**BRIEF**
Write out the items below word for word, starting at the line that contains "day-number: 30 bbox=[449, 537, 555, 556]" and ending at the line that contains "day-info: Sunrise: 7:23", with both of those lines included.

Excerpt from a dataset
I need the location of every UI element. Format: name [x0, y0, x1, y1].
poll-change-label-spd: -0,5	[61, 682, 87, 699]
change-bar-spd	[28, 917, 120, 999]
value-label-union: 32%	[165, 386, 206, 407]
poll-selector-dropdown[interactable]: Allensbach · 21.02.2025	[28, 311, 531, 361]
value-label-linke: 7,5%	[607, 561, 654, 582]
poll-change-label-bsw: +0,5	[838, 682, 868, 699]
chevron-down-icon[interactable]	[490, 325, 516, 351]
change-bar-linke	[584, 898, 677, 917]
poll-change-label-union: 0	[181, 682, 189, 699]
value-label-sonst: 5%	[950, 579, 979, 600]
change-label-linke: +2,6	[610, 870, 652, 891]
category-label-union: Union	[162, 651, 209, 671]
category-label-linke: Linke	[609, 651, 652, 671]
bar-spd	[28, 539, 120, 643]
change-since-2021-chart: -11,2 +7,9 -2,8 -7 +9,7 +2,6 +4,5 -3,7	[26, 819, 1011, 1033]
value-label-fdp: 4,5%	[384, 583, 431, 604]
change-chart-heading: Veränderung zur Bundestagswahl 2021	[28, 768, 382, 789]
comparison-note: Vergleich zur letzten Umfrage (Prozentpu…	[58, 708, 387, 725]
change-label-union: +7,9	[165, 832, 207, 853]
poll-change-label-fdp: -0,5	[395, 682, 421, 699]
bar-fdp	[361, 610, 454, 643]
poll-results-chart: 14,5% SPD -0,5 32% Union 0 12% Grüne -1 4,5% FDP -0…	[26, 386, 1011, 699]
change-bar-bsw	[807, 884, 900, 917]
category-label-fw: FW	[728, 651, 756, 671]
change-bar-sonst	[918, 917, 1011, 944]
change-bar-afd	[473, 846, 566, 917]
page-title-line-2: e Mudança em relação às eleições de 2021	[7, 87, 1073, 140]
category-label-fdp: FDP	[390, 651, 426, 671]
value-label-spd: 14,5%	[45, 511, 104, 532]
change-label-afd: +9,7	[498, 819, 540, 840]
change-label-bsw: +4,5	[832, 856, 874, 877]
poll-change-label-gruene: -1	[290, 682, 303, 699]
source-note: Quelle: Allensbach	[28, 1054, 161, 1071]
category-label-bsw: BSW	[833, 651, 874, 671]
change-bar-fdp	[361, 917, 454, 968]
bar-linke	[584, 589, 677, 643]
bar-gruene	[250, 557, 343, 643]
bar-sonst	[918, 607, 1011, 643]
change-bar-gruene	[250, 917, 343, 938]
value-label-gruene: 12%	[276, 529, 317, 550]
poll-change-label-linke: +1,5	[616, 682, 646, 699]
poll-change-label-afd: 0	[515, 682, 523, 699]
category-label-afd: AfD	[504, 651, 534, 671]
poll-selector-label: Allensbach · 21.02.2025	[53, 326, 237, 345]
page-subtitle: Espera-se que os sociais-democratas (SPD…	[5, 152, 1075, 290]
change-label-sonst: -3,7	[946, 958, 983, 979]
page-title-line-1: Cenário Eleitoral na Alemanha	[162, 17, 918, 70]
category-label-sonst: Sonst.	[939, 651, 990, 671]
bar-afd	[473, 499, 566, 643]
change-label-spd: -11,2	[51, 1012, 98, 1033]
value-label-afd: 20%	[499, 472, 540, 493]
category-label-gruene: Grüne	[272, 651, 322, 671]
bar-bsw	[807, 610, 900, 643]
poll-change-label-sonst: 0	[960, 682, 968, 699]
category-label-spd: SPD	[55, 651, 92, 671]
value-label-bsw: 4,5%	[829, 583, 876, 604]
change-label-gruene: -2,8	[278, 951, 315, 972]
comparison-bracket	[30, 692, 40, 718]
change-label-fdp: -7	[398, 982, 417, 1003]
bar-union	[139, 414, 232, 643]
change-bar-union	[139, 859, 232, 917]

--

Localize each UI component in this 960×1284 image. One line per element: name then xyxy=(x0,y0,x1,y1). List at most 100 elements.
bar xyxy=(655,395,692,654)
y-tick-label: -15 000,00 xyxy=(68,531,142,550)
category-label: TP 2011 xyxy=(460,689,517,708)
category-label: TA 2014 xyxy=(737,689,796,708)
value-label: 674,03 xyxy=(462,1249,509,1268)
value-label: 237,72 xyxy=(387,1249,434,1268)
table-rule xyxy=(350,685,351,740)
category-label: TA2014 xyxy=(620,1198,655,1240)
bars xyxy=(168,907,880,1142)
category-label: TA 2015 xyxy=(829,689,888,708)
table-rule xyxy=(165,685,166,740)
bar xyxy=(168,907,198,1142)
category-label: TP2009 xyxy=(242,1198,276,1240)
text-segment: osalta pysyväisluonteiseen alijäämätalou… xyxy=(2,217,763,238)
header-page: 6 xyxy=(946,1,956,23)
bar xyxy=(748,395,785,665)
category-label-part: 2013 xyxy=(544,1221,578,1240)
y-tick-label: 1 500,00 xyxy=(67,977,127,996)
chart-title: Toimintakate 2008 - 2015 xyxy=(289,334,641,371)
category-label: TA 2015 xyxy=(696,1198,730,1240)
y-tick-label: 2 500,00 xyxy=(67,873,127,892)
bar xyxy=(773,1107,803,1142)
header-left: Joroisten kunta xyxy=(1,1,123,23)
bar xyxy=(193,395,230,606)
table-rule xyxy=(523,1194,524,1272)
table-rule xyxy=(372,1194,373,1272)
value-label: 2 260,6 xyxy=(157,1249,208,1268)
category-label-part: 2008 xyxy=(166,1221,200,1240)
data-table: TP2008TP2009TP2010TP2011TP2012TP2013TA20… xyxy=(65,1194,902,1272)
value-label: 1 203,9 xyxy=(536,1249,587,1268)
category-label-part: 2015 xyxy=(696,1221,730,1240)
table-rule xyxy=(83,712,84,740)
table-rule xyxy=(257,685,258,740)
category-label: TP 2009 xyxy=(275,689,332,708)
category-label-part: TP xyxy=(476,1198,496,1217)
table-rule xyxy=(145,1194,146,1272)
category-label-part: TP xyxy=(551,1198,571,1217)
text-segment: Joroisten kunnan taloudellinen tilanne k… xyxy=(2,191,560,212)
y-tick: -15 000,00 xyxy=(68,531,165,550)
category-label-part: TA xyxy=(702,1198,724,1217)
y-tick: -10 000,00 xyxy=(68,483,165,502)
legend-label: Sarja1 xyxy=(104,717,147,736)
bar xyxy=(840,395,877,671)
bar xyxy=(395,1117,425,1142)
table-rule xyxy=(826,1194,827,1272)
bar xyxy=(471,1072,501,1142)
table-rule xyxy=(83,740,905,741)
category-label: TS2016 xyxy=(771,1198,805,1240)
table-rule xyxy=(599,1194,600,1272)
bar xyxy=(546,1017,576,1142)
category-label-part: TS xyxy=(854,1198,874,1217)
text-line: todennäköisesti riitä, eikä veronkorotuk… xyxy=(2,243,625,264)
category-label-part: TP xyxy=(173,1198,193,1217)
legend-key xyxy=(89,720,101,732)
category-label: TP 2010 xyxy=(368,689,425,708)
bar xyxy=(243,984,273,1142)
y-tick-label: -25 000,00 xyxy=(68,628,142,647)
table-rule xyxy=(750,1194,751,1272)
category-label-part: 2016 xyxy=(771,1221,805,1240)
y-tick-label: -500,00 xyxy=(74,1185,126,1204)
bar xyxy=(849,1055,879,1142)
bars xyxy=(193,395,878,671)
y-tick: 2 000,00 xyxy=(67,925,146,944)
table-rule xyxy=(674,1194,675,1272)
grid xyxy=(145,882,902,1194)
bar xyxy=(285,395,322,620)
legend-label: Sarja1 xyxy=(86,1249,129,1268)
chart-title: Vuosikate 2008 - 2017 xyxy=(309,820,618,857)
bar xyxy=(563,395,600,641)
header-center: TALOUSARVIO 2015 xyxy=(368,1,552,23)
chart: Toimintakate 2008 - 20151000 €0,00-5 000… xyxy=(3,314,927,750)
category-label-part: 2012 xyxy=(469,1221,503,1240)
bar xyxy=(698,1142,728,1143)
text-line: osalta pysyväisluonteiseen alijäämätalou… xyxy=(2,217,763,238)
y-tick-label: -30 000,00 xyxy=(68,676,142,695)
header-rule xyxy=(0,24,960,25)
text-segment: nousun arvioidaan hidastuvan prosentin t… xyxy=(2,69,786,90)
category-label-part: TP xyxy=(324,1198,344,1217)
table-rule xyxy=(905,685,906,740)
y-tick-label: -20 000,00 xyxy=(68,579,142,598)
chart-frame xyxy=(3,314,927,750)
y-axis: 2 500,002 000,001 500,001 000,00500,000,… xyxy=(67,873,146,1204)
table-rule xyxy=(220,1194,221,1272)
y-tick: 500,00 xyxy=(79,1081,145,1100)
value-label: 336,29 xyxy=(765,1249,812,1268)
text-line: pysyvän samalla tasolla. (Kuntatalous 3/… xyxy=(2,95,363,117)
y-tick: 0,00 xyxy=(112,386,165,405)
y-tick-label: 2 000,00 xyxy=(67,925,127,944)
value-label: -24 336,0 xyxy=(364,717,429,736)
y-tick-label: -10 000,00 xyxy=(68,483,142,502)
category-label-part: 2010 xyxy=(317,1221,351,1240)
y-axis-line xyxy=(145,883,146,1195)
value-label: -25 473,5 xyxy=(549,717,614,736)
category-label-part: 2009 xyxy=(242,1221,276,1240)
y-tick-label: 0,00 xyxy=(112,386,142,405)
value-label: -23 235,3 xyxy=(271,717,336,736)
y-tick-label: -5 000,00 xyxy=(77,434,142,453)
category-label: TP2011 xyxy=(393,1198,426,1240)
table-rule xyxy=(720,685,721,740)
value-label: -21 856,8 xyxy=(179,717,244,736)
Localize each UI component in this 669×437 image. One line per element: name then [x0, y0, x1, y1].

--

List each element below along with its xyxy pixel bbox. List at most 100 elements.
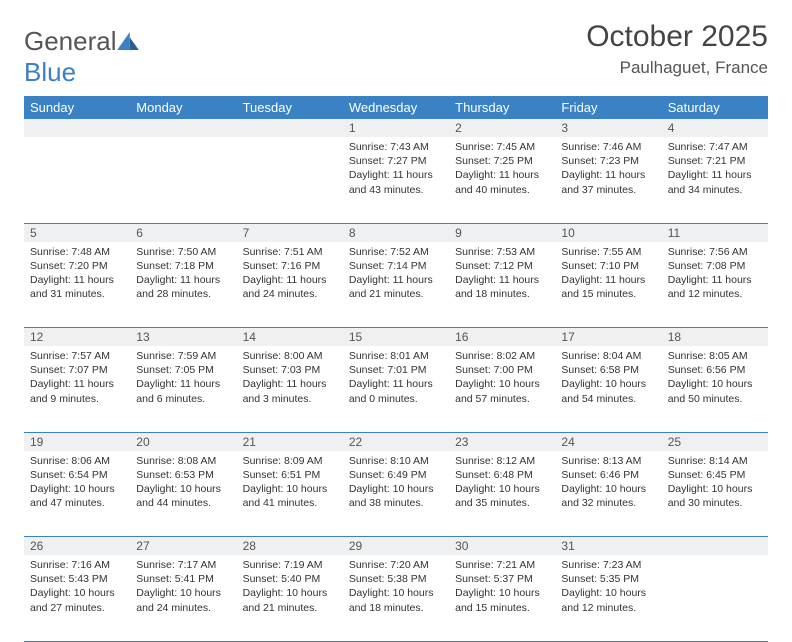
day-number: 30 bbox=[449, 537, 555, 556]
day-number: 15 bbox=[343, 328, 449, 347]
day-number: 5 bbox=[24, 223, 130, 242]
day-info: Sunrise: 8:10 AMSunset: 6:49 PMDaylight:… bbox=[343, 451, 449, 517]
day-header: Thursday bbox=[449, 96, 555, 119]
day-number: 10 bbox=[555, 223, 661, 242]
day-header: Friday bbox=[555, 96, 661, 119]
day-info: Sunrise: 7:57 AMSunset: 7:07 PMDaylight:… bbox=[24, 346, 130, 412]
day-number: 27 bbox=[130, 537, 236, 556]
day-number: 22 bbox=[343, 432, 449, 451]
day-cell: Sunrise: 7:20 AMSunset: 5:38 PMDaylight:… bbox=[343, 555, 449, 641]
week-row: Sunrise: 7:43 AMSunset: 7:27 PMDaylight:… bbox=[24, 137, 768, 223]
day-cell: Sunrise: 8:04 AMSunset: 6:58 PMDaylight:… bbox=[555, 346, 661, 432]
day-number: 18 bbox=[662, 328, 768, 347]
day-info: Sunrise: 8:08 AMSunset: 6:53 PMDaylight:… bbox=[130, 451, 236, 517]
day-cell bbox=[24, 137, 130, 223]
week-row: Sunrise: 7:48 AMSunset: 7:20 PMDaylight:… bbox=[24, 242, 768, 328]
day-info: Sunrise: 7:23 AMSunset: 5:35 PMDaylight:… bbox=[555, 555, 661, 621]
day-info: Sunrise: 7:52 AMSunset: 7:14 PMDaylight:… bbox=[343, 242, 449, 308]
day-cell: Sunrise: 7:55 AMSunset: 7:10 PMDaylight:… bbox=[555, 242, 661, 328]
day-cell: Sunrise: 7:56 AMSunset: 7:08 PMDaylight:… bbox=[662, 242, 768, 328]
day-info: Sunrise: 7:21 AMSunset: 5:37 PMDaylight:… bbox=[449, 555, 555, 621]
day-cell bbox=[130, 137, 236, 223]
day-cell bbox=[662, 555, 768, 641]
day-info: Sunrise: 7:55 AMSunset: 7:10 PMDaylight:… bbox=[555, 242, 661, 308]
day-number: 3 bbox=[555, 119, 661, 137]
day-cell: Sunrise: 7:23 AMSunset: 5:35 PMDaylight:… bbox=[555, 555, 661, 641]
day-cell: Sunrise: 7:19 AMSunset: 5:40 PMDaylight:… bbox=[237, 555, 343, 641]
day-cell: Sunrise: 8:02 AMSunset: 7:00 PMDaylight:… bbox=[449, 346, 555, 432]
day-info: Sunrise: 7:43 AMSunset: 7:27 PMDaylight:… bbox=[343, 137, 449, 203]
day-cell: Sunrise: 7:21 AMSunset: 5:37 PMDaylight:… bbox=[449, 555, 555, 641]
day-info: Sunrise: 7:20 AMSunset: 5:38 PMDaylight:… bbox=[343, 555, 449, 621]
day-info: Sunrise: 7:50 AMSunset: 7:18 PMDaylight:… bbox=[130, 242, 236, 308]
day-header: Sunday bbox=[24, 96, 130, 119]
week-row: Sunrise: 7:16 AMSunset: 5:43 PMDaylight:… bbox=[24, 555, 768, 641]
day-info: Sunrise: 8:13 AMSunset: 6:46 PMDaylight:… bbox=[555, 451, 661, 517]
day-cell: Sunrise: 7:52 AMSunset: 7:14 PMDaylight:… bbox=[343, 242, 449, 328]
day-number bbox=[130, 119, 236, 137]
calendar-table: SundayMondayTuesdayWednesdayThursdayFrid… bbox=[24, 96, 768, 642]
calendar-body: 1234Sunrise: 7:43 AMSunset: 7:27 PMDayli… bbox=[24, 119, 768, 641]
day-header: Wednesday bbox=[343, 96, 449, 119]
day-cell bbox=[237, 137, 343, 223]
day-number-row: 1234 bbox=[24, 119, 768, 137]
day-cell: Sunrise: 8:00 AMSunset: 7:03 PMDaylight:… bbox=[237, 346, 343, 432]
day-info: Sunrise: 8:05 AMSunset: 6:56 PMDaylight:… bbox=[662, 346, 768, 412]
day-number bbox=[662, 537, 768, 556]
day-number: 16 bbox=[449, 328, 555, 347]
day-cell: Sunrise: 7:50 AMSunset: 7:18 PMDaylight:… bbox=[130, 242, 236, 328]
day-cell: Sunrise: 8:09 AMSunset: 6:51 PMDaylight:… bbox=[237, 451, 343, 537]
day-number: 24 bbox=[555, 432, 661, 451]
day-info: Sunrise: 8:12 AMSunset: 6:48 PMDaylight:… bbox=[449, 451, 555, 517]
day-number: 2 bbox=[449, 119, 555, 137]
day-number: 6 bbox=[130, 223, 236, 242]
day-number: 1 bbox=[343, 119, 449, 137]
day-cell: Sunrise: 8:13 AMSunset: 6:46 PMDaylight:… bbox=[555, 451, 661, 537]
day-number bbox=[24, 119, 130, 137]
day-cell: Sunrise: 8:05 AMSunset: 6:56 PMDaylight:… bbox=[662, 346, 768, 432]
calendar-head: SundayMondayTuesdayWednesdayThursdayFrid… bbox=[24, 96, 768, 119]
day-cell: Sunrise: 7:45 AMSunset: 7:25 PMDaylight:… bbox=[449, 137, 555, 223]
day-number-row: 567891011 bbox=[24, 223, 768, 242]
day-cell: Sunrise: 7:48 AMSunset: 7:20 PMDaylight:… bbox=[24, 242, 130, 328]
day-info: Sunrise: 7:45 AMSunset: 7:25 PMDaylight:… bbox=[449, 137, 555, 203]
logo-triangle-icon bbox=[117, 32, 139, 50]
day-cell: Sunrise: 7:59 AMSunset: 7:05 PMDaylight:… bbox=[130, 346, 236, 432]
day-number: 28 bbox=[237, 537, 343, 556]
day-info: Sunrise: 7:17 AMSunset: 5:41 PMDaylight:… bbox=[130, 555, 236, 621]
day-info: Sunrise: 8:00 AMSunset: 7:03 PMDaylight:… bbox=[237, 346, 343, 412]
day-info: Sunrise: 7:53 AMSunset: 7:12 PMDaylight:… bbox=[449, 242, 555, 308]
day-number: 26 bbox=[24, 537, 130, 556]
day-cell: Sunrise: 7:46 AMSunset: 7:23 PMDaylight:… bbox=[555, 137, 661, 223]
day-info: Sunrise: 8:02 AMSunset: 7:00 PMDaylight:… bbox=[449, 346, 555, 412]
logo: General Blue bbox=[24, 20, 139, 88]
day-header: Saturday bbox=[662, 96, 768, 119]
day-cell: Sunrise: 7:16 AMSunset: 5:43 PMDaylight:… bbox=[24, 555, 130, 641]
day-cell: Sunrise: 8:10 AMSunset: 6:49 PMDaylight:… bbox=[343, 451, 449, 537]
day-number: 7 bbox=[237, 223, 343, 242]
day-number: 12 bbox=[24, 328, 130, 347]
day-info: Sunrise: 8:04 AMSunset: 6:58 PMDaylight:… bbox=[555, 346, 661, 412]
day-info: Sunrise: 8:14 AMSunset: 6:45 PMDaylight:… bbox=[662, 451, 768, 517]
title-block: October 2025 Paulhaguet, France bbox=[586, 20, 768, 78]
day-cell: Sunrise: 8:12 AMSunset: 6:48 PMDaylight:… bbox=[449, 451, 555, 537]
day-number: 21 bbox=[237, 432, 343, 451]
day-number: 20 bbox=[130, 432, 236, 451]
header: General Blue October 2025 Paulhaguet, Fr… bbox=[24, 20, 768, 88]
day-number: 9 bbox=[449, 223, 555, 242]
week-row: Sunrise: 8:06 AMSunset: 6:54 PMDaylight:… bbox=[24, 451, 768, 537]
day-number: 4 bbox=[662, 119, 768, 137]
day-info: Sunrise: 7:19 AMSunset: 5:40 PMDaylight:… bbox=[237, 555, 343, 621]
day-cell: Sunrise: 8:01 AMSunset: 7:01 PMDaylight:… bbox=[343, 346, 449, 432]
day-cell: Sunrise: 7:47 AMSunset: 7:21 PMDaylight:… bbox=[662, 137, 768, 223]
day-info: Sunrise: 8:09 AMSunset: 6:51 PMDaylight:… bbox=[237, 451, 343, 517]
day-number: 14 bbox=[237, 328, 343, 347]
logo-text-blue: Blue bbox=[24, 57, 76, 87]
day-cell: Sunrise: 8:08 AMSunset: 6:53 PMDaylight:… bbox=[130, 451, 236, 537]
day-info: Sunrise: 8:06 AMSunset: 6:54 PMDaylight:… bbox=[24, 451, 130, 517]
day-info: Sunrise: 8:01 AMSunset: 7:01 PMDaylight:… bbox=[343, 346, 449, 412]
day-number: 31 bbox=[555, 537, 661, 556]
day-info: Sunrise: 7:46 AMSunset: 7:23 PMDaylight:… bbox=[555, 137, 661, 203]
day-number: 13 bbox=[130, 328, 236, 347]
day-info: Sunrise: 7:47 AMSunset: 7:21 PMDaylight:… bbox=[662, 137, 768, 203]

**ANSWER IN FULL**
day-number: 30 bbox=[449, 537, 555, 556]
day-number: 15 bbox=[343, 328, 449, 347]
day-number: 5 bbox=[24, 223, 130, 242]
day-info: Sunrise: 8:10 AMSunset: 6:49 PMDaylight:… bbox=[343, 451, 449, 517]
day-header: Thursday bbox=[449, 96, 555, 119]
day-number: 10 bbox=[555, 223, 661, 242]
day-header: Friday bbox=[555, 96, 661, 119]
day-info: Sunrise: 7:57 AMSunset: 7:07 PMDaylight:… bbox=[24, 346, 130, 412]
day-number: 27 bbox=[130, 537, 236, 556]
day-number: 22 bbox=[343, 432, 449, 451]
day-cell: Sunrise: 7:20 AMSunset: 5:38 PMDaylight:… bbox=[343, 555, 449, 641]
week-row: Sunrise: 7:43 AMSunset: 7:27 PMDaylight:… bbox=[24, 137, 768, 223]
day-cell: Sunrise: 8:04 AMSunset: 6:58 PMDaylight:… bbox=[555, 346, 661, 432]
day-number: 18 bbox=[662, 328, 768, 347]
day-info: Sunrise: 8:08 AMSunset: 6:53 PMDaylight:… bbox=[130, 451, 236, 517]
day-cell bbox=[24, 137, 130, 223]
week-row: Sunrise: 7:48 AMSunset: 7:20 PMDaylight:… bbox=[24, 242, 768, 328]
day-info: Sunrise: 7:23 AMSunset: 5:35 PMDaylight:… bbox=[555, 555, 661, 621]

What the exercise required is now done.